What is needed:
Please rename "scroll-thumb" to "scrollbar-thumb" in the records from the beginning through the line holding "count-badge: 126 (724, 506, 792, 546)", inclusive, and give back only those lines with nothing else changed.

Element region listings
::::::
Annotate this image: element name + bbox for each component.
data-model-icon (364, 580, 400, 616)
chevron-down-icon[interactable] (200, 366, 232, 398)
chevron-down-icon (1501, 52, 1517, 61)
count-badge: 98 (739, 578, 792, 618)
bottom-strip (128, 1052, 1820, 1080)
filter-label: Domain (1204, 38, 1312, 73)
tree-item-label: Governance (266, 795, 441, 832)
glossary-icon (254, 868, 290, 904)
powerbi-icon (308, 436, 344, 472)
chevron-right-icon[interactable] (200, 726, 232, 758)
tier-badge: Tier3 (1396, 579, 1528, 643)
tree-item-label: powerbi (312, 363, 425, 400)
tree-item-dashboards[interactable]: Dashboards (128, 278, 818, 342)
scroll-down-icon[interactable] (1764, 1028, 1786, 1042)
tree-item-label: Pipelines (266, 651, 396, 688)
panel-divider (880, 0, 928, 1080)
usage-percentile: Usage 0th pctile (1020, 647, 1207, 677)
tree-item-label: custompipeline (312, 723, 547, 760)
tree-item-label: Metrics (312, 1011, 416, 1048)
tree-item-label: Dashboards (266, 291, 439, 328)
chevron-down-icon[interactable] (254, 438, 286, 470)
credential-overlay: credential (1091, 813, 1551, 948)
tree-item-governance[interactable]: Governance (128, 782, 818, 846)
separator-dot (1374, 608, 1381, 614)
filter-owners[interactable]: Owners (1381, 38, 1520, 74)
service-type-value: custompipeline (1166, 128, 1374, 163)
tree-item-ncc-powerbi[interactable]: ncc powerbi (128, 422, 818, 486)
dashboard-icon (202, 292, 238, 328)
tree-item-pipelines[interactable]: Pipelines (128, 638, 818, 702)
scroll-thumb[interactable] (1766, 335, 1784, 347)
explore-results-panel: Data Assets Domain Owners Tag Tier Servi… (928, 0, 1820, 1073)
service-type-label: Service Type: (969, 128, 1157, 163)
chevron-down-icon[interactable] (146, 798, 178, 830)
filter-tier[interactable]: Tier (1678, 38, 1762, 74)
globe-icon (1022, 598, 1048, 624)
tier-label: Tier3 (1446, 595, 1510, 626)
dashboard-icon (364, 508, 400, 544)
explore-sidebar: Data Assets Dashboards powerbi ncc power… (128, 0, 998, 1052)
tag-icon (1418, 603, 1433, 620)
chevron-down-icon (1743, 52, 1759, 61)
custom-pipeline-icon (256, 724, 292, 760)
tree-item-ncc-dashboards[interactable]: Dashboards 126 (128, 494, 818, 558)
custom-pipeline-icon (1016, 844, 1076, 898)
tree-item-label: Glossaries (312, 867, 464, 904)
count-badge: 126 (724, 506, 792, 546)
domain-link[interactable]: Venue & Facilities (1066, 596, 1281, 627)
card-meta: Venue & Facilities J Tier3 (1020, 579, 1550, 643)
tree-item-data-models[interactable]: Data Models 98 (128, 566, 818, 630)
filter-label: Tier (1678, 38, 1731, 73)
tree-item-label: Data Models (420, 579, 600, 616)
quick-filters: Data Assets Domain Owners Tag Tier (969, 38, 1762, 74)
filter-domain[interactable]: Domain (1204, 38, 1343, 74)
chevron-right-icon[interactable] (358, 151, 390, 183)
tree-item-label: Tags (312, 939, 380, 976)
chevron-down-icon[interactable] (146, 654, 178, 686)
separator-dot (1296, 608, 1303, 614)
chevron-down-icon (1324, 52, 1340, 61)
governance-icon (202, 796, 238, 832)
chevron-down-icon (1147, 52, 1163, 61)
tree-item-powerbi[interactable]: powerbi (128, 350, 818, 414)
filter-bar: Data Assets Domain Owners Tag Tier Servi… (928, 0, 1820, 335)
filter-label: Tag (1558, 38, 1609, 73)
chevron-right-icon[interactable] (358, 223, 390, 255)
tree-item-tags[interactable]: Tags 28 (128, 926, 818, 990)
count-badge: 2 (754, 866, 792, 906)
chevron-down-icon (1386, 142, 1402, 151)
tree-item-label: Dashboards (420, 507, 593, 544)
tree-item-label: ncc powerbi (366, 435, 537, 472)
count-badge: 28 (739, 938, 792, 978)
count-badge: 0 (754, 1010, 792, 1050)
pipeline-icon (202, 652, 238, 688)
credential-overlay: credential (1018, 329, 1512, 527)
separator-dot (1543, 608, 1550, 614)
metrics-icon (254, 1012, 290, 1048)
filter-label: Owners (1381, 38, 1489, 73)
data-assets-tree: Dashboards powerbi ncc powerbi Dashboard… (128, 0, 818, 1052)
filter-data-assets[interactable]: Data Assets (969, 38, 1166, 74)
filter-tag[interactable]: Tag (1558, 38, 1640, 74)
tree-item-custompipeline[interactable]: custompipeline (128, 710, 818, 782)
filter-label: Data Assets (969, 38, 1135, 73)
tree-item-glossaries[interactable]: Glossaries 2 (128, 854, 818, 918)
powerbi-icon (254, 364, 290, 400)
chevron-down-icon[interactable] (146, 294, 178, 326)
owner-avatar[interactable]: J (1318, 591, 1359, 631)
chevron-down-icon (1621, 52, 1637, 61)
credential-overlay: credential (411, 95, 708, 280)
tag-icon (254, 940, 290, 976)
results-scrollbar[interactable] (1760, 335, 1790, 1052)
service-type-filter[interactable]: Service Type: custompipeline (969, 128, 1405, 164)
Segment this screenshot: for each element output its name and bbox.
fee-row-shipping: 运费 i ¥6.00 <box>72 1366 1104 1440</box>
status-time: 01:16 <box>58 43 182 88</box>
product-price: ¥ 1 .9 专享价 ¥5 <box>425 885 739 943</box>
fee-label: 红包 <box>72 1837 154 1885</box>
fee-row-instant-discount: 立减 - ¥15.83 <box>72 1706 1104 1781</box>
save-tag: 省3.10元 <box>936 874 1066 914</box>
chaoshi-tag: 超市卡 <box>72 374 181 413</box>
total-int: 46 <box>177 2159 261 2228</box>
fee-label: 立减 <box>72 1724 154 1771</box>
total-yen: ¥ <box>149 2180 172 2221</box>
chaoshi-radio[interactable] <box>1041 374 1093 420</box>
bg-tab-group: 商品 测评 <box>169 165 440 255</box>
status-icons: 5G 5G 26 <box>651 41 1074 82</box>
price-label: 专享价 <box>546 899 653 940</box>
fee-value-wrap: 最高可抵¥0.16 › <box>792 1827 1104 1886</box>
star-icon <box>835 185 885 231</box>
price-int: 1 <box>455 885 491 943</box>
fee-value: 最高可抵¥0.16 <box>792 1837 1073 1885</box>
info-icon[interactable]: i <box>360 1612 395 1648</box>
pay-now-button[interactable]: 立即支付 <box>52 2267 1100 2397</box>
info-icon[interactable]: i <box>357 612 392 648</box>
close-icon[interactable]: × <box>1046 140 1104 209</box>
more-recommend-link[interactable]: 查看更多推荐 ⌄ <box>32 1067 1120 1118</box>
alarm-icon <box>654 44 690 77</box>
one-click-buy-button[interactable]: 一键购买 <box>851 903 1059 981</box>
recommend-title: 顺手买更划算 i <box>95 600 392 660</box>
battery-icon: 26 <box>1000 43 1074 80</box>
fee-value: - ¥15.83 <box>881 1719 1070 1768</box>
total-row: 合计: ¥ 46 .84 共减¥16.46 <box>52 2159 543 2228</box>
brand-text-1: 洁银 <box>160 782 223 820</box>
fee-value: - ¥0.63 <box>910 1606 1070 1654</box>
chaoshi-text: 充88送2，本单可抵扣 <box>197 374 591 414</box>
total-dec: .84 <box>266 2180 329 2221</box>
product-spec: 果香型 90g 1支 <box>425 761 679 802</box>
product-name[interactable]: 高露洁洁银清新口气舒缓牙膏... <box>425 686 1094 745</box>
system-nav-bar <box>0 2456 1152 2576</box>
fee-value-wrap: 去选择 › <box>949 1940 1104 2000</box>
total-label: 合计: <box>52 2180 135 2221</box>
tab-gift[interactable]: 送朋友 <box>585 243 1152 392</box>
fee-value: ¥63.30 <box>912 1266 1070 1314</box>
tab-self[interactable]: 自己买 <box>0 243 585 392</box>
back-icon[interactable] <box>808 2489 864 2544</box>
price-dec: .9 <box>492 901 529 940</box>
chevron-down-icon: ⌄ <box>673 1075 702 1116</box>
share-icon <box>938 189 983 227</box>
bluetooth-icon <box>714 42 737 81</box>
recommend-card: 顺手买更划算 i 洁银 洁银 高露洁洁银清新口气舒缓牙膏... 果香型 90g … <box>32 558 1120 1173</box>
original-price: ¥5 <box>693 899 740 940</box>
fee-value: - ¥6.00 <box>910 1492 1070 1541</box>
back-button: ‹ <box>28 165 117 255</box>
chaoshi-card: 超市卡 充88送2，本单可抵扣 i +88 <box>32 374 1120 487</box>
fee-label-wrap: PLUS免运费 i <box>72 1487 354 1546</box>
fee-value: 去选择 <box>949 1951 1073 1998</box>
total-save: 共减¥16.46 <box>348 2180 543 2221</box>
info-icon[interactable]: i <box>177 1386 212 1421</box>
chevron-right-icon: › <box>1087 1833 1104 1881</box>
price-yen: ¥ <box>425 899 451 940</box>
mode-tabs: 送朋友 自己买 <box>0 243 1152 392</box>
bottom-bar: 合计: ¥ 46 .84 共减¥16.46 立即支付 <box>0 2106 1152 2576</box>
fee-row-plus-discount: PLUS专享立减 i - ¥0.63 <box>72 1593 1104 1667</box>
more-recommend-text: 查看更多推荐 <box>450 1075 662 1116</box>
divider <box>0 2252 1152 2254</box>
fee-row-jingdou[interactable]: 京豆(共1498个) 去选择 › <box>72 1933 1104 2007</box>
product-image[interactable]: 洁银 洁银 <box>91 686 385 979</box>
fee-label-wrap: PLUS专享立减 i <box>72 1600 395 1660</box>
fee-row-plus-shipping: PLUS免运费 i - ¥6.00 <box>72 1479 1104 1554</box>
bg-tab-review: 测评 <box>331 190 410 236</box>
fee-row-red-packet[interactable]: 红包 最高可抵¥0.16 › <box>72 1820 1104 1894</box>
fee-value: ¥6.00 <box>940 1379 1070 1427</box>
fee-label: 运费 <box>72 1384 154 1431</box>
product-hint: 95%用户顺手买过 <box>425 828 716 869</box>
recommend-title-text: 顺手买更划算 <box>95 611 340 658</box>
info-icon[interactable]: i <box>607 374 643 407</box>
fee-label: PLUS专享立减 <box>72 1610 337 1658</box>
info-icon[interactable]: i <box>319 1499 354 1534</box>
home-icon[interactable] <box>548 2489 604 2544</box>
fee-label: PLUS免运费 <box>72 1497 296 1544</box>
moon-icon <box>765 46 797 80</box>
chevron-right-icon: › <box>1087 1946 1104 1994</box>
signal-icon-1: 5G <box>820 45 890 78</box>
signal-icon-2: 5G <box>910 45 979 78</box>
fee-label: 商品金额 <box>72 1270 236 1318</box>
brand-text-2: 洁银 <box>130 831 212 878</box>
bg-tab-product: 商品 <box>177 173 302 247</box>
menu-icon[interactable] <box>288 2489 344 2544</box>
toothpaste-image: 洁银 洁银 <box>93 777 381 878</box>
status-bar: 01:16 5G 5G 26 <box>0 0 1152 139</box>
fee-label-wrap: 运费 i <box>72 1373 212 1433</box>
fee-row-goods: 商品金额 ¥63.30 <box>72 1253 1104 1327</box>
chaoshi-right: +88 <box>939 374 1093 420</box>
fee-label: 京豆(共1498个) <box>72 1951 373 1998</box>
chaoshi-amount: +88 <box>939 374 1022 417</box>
::::::
Complete response:
Annotate this image: element name + bbox for each component.
data-model-icon (364, 580, 400, 616)
chevron-down-icon[interactable] (200, 366, 232, 398)
chevron-down-icon (1501, 52, 1517, 61)
count-badge: 98 (739, 578, 792, 618)
bottom-strip (128, 1052, 1820, 1080)
filter-label: Domain (1204, 38, 1312, 73)
tree-item-label: Governance (266, 795, 441, 832)
glossary-icon (254, 868, 290, 904)
powerbi-icon (308, 436, 344, 472)
chevron-right-icon[interactable] (200, 726, 232, 758)
tier-badge: Tier3 (1396, 579, 1528, 643)
tree-item-label: powerbi (312, 363, 425, 400)
tree-item-dashboards[interactable]: Dashboards (128, 278, 818, 342)
scroll-down-icon[interactable] (1764, 1028, 1786, 1042)
tree-item-label: Pipelines (266, 651, 396, 688)
panel-divider (880, 0, 928, 1080)
usage-percentile: Usage 0th pctile (1020, 647, 1207, 677)
tree-item-label: custompipeline (312, 723, 547, 760)
tree-item-label: Metrics (312, 1011, 416, 1048)
tree-item-label: Dashboards (266, 291, 439, 328)
chevron-down-icon[interactable] (254, 438, 286, 470)
credential-overlay: credential (1091, 813, 1551, 948)
tree-item-governance[interactable]: Governance (128, 782, 818, 846)
separator-dot (1374, 608, 1381, 614)
filter-owners[interactable]: Owners (1381, 38, 1520, 74)
service-type-value: custompipeline (1166, 128, 1374, 163)
tree-item-ncc-powerbi[interactable]: ncc powerbi (128, 422, 818, 486)
dashboard-icon (202, 292, 238, 328)
tree-item-pipelines[interactable]: Pipelines (128, 638, 818, 702)
scrollbar-thumb[interactable] (1766, 335, 1784, 347)
explore-results-panel: Data Assets Domain Owners Tag Tier Servi… (928, 0, 1820, 1073)
service-type-label: Service Type: (969, 128, 1157, 163)
chevron-down-icon[interactable] (146, 798, 178, 830)
filter-tier[interactable]: Tier (1678, 38, 1762, 74)
globe-icon (1022, 598, 1048, 624)
tier-label: Tier3 (1446, 595, 1510, 626)
dashboard-icon (364, 508, 400, 544)
explore-sidebar: Data Assets Dashboards powerbi ncc power… (128, 0, 998, 1052)
tag-icon (1418, 603, 1433, 620)
chevron-down-icon (1743, 52, 1759, 61)
custom-pipeline-icon (256, 724, 292, 760)
tree-item-ncc-dashboards[interactable]: Dashboards 126 (128, 494, 818, 558)
custom-pipeline-icon (1016, 844, 1076, 898)
tree-item-label: Glossaries (312, 867, 464, 904)
count-badge: 126 (724, 506, 792, 546)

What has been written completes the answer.